* _Problem_: Find how many lines of the listing below include the word "ludzie", then report the number by itself.

Stored entries

##########

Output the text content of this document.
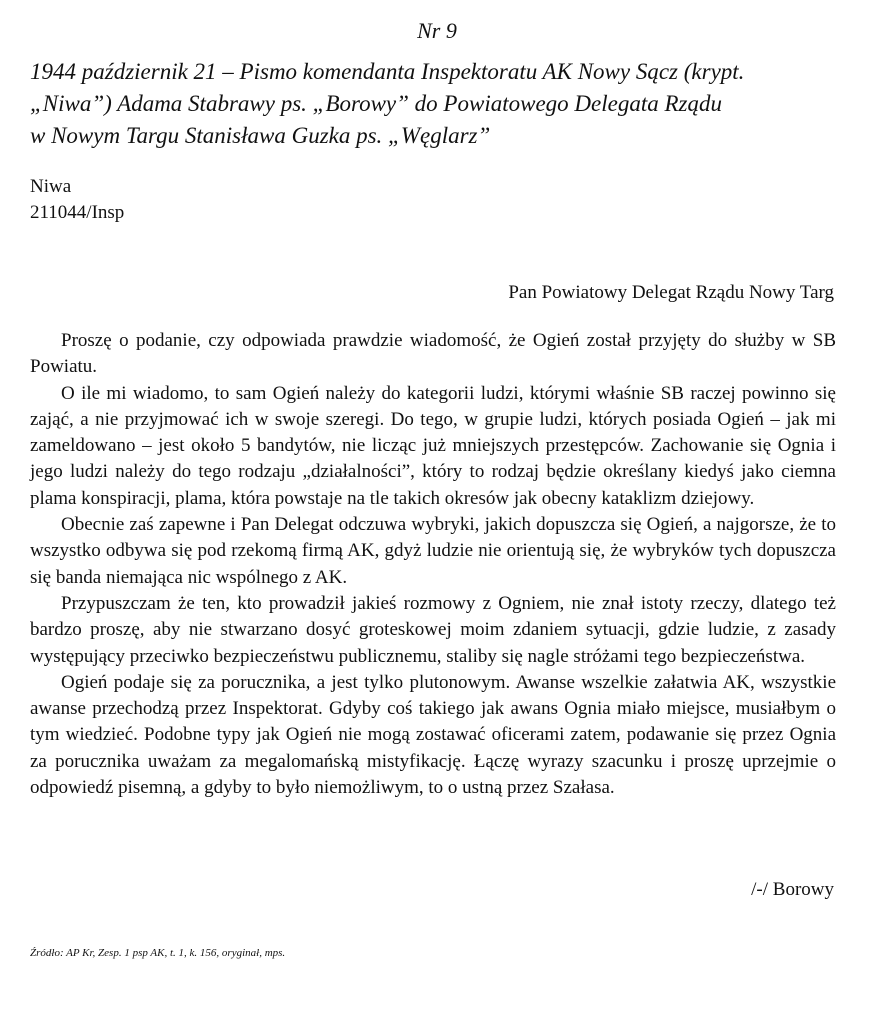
Nr 9
1944 październik 21 – Pismo komendanta Inspektoratu AK Nowy Sącz (krypt.
„Niwa”) Adama Stabrawy ps. „Borowy” do Powiatowego Delegata Rządu
w Nowym Targu Stanisława Guzka ps. „Węglarz”
Niwa
211044/Insp
Pan Powiatowy Delegat Rządu Nowy Targ

Proszę o podanie, czy odpowiada prawdzie wiadomość, że Ogień został przyjęty do służby w SB Powiatu.

O ile mi wiadomo, to sam Ogień należy do kategorii ludzi, którymi właśnie SB raczej powinno się zająć, a nie przyjmować ich w swoje szeregi. Do tego, w grupie ludzi, których posiada Ogień – jak mi zameldowano – jest około 5 bandytów, nie licząc już mniejszych przestępców. Zachowanie się Ognia i jego ludzi należy do tego rodzaju „działalności”, który to rodzaj będzie określany kiedyś jako ciemna plama konspiracji, plama, która powstaje na tle takich okresów jak obecny kataklizm dziejowy.

Obecnie zaś zapewne i Pan Delegat odczuwa wybryki, jakich dopuszcza się Ogień, a najgorsze, że to wszystko odbywa się pod rzekomą firmą AK, gdyż ludzie nie orientują się, że wybryków tych dopuszcza się banda niemająca nic wspólnego z AK.

Przypuszczam że ten, kto prowadził jakieś rozmowy z Ogniem, nie znał istoty rzeczy, dlatego też bardzo proszę, aby nie stwarzano dosyć groteskowej moim zdaniem sytuacji, gdzie ludzie, z zasady występujący przeciwko bezpieczeństwu publicznemu, staliby się nagle stróżami tego bezpieczeństwa.

Ogień podaje się za porucznika, a jest tylko plutonowym. Awanse wszelkie załatwia AK, wszystkie awanse przechodzą przez Inspektorat. Gdyby coś takiego jak awans Ognia miało miejsce, musiałbym o tym wiedzieć. Podobne typy jak Ogień nie mogą zostawać oficerami zatem, podawanie się przez Ognia za porucznika uważam za megalomańską mistyfikację. Łączę wyrazy szacunku i proszę uprzejmie o odpowiedź pisemną, a gdyby to było niemożliwym, to o ustną przez Szałasa.

/-/ Borowy
Źródło: AP Kr, Zesp. 1 psp AK, t. 1, k. 156, oryginał, mps.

##########

* _Answer for this exercise_: 2